* [Given problem]: Among the lines of this listing, determine how many contain the string "Trips". Answer with the number only.
===== Material provided =====
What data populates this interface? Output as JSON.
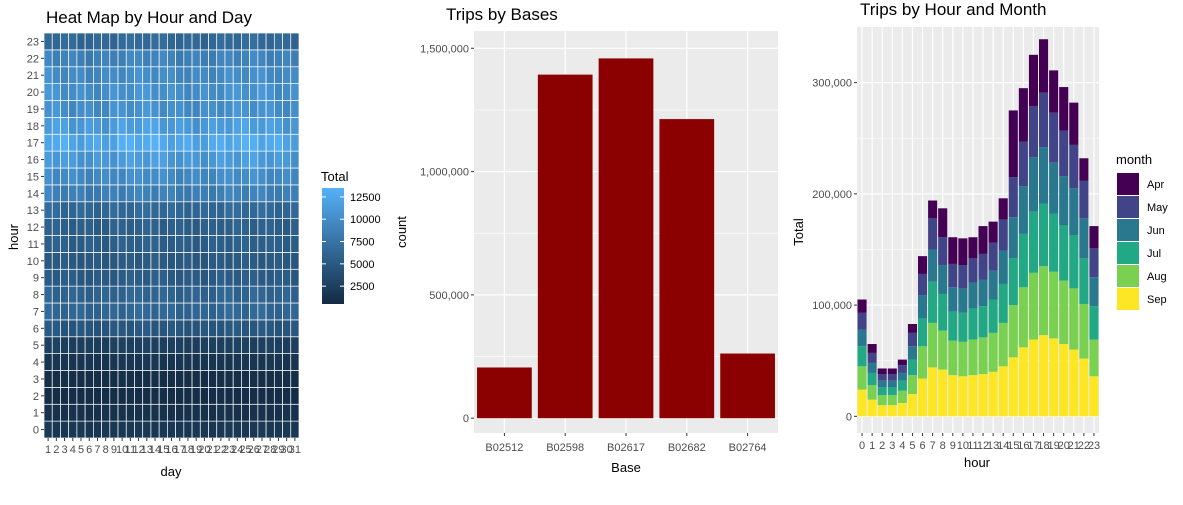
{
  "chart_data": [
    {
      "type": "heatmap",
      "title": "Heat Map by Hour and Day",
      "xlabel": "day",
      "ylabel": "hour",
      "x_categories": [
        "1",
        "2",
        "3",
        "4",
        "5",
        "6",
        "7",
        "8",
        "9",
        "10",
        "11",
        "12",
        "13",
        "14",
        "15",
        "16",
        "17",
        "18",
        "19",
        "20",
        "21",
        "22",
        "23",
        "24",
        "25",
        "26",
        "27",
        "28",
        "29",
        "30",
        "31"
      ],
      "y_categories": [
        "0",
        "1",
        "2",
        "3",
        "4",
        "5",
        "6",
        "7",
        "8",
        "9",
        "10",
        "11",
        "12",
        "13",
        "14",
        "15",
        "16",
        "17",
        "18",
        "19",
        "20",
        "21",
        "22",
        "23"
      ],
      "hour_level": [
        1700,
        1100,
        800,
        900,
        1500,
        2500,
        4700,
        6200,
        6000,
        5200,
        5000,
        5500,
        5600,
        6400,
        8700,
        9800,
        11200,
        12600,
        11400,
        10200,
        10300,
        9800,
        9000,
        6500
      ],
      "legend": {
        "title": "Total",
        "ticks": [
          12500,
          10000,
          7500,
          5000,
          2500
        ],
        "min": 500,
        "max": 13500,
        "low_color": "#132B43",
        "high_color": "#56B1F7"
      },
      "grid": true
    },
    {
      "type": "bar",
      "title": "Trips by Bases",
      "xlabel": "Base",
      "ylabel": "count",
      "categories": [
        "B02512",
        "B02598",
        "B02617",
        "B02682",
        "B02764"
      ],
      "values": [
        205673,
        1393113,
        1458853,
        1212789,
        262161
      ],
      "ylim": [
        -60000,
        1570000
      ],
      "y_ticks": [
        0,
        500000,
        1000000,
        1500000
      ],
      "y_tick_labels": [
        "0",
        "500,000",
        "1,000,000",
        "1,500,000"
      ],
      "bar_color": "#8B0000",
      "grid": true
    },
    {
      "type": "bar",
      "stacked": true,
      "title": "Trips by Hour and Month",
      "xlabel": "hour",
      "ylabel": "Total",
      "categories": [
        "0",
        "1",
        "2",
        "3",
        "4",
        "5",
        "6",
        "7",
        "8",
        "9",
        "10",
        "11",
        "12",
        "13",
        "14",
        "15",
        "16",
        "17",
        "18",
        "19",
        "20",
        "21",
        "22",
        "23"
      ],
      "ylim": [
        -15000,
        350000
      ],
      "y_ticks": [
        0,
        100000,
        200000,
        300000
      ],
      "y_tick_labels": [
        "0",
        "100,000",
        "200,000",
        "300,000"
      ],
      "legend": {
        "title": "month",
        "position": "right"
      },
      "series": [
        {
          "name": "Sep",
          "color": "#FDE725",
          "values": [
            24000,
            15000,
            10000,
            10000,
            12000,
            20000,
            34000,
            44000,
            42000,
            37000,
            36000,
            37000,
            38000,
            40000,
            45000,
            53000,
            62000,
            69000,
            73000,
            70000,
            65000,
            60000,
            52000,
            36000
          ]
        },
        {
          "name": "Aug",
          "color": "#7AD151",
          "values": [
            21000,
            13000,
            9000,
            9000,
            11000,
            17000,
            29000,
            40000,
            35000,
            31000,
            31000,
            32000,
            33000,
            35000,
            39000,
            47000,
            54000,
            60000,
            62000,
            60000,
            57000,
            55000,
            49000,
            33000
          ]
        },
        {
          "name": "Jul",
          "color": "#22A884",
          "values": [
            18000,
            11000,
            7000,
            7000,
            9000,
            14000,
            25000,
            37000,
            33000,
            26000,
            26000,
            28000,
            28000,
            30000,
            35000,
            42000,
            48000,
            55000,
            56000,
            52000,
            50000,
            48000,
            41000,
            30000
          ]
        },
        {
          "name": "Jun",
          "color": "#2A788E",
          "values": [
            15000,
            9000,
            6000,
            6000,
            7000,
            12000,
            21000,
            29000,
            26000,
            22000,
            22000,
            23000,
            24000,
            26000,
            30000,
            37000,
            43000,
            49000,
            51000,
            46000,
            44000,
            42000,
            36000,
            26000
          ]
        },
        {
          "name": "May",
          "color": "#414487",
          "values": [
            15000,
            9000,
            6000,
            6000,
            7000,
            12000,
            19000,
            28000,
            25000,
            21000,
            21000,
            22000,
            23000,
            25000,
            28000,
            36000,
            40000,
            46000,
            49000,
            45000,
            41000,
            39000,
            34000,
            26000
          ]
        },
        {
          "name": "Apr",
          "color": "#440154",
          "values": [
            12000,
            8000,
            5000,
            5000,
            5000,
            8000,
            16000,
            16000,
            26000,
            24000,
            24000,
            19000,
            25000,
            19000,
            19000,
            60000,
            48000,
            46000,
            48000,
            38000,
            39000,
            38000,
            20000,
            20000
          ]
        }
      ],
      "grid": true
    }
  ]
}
=====
* [Response to this task]: 2